▶ _Provided material_:
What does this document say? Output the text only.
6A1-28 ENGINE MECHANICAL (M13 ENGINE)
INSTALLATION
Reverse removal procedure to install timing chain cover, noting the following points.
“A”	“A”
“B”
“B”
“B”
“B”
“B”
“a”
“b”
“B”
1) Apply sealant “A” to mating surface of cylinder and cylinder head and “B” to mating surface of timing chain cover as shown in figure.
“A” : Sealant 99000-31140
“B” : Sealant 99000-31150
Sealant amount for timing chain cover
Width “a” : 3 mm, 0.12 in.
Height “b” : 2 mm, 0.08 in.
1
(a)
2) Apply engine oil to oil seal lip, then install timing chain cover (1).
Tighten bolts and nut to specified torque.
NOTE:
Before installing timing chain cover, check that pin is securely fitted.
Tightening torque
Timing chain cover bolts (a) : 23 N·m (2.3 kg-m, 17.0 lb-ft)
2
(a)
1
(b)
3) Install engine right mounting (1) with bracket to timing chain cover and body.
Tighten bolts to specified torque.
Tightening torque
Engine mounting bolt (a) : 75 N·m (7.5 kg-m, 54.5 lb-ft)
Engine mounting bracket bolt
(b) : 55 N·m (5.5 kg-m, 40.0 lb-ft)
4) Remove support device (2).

▶ _Task instructions_: Check each line of the records above for the string "bracket", and report every line that has it.

▶ _The result_:
3) Install engine right mounting (1) with bracket to timing chain cover and body.
Engine mounting bracket bolt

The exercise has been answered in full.